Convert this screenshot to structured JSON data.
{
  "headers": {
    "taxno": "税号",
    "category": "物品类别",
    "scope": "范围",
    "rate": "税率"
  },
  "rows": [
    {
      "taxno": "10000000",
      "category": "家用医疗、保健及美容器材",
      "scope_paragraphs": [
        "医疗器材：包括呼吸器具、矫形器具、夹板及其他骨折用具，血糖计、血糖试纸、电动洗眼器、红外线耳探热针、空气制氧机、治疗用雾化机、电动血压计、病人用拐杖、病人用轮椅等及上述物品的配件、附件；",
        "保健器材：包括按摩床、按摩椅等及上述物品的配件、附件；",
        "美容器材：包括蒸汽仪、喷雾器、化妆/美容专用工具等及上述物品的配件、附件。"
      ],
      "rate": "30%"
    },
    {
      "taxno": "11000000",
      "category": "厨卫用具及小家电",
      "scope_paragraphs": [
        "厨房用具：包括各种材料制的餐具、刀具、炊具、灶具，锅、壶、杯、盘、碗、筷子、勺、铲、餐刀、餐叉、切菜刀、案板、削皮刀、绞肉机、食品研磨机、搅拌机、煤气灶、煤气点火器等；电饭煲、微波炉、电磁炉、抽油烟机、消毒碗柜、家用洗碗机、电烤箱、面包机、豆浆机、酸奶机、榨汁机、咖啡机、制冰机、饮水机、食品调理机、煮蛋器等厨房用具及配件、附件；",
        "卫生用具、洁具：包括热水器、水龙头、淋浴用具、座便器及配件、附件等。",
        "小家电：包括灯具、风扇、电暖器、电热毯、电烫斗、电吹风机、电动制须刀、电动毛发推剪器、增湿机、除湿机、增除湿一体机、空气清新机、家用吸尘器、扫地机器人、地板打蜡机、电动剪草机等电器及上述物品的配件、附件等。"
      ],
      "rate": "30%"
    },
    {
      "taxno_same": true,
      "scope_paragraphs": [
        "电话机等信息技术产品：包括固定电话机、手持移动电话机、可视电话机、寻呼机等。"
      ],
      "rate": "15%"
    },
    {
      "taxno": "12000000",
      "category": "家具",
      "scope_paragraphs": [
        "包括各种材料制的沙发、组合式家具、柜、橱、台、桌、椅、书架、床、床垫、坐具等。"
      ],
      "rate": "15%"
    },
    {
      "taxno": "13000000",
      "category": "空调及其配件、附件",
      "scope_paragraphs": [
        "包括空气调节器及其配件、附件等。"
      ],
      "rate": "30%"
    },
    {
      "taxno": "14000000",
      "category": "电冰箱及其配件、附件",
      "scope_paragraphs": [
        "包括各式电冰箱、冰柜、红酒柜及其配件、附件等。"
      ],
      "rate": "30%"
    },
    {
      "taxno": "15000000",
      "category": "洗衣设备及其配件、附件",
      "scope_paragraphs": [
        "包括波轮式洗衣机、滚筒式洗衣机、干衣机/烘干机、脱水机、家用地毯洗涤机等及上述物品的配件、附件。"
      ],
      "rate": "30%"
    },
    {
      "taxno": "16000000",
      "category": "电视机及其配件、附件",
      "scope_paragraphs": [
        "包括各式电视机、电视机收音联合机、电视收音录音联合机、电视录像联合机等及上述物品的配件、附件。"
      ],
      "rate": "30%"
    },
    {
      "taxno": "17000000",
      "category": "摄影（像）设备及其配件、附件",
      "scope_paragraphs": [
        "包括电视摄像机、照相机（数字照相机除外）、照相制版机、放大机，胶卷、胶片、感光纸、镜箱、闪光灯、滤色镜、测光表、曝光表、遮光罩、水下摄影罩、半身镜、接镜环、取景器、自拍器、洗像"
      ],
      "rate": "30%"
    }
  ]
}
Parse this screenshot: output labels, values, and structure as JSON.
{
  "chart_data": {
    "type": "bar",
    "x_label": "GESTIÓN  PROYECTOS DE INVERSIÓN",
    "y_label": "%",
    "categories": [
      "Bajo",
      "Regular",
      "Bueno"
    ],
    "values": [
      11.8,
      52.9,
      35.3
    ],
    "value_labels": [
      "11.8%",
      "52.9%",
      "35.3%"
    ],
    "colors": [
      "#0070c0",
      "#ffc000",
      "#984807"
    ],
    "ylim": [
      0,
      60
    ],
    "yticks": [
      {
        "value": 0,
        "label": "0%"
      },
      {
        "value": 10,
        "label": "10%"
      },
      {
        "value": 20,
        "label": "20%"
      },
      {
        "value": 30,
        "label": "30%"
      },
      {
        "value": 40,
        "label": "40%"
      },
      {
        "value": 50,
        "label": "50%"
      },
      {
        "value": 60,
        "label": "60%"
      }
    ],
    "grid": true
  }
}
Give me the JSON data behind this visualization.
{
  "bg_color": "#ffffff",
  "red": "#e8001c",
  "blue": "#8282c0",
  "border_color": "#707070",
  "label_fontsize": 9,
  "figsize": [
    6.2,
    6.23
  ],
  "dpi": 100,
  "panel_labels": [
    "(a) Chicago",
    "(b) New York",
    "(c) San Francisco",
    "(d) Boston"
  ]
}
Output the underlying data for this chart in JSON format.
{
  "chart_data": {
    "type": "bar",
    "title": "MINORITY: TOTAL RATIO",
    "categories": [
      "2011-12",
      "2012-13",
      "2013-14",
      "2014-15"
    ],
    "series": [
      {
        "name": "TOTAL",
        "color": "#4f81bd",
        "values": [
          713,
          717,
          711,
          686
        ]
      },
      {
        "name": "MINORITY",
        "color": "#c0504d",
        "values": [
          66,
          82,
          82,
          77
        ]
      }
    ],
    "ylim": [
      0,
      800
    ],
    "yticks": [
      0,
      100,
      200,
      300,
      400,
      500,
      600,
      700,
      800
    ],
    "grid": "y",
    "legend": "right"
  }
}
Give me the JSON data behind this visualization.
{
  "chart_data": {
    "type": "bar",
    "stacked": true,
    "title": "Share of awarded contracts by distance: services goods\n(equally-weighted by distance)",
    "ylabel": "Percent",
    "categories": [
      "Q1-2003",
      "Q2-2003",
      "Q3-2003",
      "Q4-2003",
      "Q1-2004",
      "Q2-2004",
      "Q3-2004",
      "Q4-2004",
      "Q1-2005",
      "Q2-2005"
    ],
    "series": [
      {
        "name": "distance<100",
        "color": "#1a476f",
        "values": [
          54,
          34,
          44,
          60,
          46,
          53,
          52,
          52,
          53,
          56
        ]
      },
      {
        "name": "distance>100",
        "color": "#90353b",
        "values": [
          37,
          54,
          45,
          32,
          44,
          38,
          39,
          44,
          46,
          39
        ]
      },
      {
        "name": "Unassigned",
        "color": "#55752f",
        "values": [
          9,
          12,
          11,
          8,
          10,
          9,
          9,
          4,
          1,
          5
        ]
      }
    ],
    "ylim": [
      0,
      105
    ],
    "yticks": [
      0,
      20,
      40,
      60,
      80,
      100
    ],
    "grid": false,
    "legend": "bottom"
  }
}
######
Find the word "name" in the data and show each line that holds it.

        "name": "TOTAL",
        "name": "MINORITY",
        "name": "distance<100",
        "name": "distance>100",
        "name": "Unassigned",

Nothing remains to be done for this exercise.